(Data records)

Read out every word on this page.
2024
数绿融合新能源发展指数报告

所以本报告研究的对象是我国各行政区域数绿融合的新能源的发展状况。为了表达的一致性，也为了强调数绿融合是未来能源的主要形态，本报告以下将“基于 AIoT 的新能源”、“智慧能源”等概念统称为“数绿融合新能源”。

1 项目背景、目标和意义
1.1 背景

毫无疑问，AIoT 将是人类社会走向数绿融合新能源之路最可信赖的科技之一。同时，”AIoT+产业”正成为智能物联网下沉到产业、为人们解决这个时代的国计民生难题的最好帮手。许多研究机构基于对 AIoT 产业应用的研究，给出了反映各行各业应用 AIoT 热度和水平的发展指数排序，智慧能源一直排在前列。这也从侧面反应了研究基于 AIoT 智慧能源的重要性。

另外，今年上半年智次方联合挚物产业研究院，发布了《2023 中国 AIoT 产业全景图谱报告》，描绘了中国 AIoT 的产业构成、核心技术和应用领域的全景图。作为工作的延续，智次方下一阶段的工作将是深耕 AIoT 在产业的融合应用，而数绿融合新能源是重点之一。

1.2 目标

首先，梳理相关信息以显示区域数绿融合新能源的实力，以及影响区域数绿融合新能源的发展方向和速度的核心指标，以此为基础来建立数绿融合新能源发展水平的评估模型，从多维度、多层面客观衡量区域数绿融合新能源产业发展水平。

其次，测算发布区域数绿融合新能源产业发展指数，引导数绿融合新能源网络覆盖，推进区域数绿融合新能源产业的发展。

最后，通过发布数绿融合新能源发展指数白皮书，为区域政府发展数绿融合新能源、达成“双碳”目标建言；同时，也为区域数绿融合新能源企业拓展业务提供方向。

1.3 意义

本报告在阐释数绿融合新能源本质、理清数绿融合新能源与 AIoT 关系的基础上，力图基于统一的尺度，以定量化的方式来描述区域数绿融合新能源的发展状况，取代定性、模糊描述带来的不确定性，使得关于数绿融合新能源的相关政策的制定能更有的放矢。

- **REQUIRED WORK**
Report how many lines in this data include the string "AIoT", and nothing else.

- **COMPLETE RESPONSE**
4